STATED PROBLEM: Check every line of the entries below for the word "placeholder", and copy the ones that have it.
___ LISTED RECORDS
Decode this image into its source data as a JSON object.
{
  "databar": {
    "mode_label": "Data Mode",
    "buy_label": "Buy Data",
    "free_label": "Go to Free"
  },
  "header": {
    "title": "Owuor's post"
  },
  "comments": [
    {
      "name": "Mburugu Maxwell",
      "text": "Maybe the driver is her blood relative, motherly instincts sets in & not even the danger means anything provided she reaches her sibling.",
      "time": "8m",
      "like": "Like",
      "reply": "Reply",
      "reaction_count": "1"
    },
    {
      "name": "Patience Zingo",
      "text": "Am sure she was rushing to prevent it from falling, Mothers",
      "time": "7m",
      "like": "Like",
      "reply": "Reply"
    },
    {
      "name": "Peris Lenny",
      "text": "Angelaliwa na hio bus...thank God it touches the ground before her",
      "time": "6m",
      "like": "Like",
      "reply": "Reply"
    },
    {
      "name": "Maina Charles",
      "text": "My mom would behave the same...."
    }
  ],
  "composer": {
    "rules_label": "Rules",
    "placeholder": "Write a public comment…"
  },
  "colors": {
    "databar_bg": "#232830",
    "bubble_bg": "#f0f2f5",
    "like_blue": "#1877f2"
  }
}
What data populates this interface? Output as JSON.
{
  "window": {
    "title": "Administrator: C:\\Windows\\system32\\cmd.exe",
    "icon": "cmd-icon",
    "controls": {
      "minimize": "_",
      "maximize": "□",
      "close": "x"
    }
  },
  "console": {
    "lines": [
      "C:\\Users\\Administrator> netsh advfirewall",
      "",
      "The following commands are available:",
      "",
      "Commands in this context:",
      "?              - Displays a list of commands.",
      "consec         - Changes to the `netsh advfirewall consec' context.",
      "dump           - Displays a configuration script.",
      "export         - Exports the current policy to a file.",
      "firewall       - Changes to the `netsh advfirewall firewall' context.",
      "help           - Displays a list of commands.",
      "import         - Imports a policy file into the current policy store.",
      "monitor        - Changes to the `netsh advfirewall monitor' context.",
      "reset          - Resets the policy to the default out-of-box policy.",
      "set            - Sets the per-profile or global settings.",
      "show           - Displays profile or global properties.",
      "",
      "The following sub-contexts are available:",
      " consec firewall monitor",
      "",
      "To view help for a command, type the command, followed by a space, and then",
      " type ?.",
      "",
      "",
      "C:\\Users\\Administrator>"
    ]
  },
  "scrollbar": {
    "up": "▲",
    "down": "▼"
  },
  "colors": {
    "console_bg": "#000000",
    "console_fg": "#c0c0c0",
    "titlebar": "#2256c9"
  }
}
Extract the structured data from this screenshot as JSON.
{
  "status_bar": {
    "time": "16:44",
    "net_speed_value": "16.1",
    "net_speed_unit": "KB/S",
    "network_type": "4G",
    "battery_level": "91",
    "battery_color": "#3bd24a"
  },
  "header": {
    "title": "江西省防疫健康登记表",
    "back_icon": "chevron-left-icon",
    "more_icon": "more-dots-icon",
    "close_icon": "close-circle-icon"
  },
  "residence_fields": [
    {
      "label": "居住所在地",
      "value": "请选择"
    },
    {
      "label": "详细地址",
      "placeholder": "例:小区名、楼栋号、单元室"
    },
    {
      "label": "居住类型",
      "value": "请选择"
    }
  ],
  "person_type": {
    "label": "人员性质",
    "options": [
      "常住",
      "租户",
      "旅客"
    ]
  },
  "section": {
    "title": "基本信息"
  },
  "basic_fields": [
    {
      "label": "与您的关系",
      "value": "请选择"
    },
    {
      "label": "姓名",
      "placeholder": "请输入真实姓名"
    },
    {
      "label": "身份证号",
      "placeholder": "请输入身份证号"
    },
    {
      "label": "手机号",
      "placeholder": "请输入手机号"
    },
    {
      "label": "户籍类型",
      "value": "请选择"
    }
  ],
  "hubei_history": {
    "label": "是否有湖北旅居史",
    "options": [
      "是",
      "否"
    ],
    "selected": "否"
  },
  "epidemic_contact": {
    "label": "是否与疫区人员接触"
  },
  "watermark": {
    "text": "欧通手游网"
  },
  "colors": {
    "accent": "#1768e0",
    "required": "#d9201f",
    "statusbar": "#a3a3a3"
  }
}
______
RESPONSE:
    "placeholder": "Write a public comment…"
      "placeholder": "例:小区名、楼栋号、单元室"
      "placeholder": "请输入真实姓名"
      "placeholder": "请输入身份证号"
      "placeholder": "请输入手机号"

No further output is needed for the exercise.